■ Supplied information
═══

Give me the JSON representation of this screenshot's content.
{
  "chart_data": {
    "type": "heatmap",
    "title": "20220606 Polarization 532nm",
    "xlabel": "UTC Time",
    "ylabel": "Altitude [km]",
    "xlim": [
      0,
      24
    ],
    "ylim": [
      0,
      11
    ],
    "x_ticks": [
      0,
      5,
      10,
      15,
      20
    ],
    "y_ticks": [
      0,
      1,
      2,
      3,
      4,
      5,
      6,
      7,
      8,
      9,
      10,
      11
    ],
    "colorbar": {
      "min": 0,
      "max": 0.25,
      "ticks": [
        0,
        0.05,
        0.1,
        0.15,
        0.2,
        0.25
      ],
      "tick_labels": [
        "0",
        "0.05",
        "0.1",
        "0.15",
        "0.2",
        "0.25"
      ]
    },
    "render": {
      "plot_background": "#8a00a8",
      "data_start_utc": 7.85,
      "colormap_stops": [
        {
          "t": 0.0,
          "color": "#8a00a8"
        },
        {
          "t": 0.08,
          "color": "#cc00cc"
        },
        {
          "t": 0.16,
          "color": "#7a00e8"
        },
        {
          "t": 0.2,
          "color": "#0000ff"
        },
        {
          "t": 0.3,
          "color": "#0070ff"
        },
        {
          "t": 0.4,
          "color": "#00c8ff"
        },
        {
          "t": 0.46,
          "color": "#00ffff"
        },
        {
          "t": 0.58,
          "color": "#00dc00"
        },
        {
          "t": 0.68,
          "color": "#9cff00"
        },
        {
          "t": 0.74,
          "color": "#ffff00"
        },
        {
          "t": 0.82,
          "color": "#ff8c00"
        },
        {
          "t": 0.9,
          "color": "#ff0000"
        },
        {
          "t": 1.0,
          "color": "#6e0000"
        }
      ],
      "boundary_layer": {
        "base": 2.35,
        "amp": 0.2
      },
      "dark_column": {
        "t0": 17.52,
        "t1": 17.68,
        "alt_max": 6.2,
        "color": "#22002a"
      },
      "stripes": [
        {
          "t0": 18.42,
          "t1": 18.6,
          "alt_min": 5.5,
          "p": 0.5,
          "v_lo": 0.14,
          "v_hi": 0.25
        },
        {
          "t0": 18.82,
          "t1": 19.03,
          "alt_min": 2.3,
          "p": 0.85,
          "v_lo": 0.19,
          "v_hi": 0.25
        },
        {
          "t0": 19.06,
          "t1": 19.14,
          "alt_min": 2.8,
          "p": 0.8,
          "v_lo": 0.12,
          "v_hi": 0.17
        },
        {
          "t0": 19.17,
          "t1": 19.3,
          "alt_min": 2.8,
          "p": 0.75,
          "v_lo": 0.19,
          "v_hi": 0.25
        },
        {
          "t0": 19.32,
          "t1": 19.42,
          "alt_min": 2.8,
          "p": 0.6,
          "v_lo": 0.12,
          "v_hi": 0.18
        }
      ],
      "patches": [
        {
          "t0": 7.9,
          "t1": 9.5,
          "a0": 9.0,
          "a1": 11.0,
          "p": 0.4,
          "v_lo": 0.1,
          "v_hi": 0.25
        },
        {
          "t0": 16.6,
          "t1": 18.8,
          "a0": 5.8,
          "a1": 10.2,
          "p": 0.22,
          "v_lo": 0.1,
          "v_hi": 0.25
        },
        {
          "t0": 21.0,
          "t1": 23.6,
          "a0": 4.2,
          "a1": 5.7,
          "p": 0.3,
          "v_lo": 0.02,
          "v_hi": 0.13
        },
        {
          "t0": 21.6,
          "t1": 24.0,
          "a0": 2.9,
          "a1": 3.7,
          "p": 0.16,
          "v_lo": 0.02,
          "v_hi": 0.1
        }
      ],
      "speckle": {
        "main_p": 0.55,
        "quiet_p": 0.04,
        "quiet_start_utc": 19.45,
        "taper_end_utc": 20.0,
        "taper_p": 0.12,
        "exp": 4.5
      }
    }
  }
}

═══

■ Exercise task
The lines above should be duplicated exactly.

■ Answer below
Give me the JSON representation of this screenshot's content.
{
  "chart_data": {
    "type": "heatmap",
    "title": "20220606 Polarization 532nm",
    "xlabel": "UTC Time",
    "ylabel": "Altitude [km]",
    "xlim": [
      0,
      24
    ],
    "ylim": [
      0,
      11
    ],
    "x_ticks": [
      0,
      5,
      10,
      15,
      20
    ],
    "y_ticks": [
      0,
      1,
      2,
      3,
      4,
      5,
      6,
      7,
      8,
      9,
      10,
      11
    ],
    "colorbar": {
      "min": 0,
      "max": 0.25,
      "ticks": [
        0,
        0.05,
        0.1,
        0.15,
        0.2,
        0.25
      ],
      "tick_labels": [
        "0",
        "0.05",
        "0.1",
        "0.15",
        "0.2",
        "0.25"
      ]
    },
    "render": {
      "plot_background": "#8a00a8",
      "data_start_utc": 7.85,
      "colormap_stops": [
        {
          "t": 0.0,
          "color": "#8a00a8"
        },
        {
          "t": 0.08,
          "color": "#cc00cc"
        },
        {
          "t": 0.16,
          "color": "#7a00e8"
        },
        {
          "t": 0.2,
          "color": "#0000ff"
        },
        {
          "t": 0.3,
          "color": "#0070ff"
        },
        {
          "t": 0.4,
          "color": "#00c8ff"
        },
        {
          "t": 0.46,
          "color": "#00ffff"
        },
        {
          "t": 0.58,
          "color": "#00dc00"
        },
        {
          "t": 0.68,
          "color": "#9cff00"
        },
        {
          "t": 0.74,
          "color": "#ffff00"
        },
        {
          "t": 0.82,
          "color": "#ff8c00"
        },
        {
          "t": 0.9,
          "color": "#ff0000"
        },
        {
          "t": 1.0,
          "color": "#6e0000"
        }
      ],
      "boundary_layer": {
        "base": 2.35,
        "amp": 0.2
      },
      "dark_column": {
        "t0": 17.52,
        "t1": 17.68,
        "alt_max": 6.2,
        "color": "#22002a"
      },
      "stripes": [
        {
          "t0": 18.42,
          "t1": 18.6,
          "alt_min": 5.5,
          "p": 0.5,
          "v_lo": 0.14,
          "v_hi": 0.25
        },
        {
          "t0": 18.82,
          "t1": 19.03,
          "alt_min": 2.3,
          "p": 0.85,
          "v_lo": 0.19,
          "v_hi": 0.25
        },
        {
          "t0": 19.06,
          "t1": 19.14,
          "alt_min": 2.8,
          "p": 0.8,
          "v_lo": 0.12,
          "v_hi": 0.17
        },
        {
          "t0": 19.17,
          "t1": 19.3,
          "alt_min": 2.8,
          "p": 0.75,
          "v_lo": 0.19,
          "v_hi": 0.25
        },
        {
          "t0": 19.32,
          "t1": 19.42,
          "alt_min": 2.8,
          "p": 0.6,
          "v_lo": 0.12,
          "v_hi": 0.18
        }
      ],
      "patches": [
        {
          "t0": 7.9,
          "t1": 9.5,
          "a0": 9.0,
          "a1": 11.0,
          "p": 0.4,
          "v_lo": 0.1,
          "v_hi": 0.25
        },
        {
          "t0": 16.6,
          "t1": 18.8,
          "a0": 5.8,
          "a1": 10.2,
          "p": 0.22,
          "v_lo": 0.1,
          "v_hi": 0.25
        },
        {
          "t0": 21.0,
          "t1": 23.6,
          "a0": 4.2,
          "a1": 5.7,
          "p": 0.3,
          "v_lo": 0.02,
          "v_hi": 0.13
        },
        {
          "t0": 21.6,
          "t1": 24.0,
          "a0": 2.9,
          "a1": 3.7,
          "p": 0.16,
          "v_lo": 0.02,
          "v_hi": 0.1
        }
      ],
      "speckle": {
        "main_p": 0.55,
        "quiet_p": 0.04,
        "quiet_start_utc": 19.45,
        "taper_end_utc": 20.0,
        "taper_p": 0.12,
        "exp": 4.5
      }
    }
  }
}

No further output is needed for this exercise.